-- SHORT PROBLEM --
Give a count of the lines below that have the string "JSON" in them, with no other words.

-- DATASET RECORDS --
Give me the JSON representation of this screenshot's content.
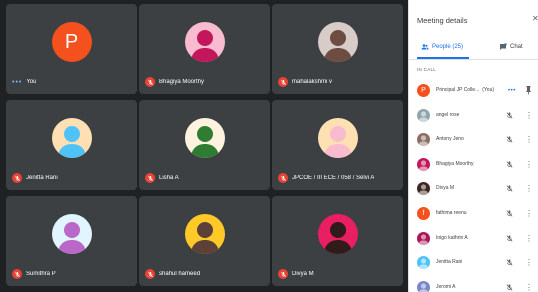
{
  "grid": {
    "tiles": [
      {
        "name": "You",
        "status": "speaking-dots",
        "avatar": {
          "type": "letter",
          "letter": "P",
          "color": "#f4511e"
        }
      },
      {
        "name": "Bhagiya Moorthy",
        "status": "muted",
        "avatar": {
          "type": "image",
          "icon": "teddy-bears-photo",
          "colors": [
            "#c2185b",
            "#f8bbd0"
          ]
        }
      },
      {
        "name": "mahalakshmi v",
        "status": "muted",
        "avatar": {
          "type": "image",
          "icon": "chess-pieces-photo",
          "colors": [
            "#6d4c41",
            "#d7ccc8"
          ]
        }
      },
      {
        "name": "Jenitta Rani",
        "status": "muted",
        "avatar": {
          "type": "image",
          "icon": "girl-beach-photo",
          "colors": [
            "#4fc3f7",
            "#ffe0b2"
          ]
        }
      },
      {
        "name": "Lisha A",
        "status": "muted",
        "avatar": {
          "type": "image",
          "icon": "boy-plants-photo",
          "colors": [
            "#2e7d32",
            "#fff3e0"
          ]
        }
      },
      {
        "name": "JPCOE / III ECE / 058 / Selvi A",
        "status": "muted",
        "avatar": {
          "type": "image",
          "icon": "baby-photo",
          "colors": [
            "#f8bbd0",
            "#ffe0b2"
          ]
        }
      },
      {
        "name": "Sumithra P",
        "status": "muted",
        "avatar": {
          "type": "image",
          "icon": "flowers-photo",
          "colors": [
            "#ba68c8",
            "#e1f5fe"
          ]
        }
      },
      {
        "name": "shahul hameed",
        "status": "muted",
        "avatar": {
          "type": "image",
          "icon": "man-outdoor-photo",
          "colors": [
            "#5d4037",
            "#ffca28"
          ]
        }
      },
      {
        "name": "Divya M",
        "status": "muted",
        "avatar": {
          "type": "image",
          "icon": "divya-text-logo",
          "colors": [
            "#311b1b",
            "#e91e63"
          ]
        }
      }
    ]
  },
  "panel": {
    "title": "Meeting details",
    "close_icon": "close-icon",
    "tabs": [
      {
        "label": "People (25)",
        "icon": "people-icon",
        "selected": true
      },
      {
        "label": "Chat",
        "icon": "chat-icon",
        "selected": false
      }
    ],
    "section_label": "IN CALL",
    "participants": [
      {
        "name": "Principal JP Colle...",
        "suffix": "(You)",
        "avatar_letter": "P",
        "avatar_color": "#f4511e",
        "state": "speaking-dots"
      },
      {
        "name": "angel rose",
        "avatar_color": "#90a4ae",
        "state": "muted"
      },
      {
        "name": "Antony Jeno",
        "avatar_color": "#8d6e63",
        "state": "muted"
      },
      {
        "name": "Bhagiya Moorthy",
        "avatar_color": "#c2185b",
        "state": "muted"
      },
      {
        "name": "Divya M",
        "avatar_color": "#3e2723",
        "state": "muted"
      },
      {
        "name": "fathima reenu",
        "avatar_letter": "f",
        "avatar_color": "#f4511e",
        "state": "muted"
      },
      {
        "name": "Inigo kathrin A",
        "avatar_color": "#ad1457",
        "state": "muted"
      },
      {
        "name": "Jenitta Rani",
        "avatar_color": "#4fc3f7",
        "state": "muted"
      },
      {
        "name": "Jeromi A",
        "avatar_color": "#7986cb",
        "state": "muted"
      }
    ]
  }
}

...

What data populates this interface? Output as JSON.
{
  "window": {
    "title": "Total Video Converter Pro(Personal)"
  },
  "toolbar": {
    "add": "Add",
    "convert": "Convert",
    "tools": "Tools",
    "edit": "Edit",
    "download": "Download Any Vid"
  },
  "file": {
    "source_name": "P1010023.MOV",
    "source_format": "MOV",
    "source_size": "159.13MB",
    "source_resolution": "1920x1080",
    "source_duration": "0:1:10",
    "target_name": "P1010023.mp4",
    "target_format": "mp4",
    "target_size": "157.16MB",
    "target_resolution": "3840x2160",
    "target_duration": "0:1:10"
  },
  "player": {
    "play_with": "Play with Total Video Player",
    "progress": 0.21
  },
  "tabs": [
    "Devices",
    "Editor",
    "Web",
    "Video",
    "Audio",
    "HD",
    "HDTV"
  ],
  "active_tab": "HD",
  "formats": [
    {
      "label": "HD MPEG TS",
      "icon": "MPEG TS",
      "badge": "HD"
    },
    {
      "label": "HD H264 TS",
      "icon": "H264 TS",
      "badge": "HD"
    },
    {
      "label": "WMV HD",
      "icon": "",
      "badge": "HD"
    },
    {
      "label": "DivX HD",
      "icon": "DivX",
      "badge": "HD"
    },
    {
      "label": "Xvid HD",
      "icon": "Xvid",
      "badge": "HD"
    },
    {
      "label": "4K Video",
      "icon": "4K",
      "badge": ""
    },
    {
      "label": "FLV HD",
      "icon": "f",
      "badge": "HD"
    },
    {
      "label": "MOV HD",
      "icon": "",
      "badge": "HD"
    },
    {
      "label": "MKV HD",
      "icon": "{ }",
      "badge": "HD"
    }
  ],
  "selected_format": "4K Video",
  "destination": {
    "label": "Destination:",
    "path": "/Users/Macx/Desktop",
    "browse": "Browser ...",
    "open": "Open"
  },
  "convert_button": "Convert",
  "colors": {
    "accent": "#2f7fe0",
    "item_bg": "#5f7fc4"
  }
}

-- THE ANSWER --
2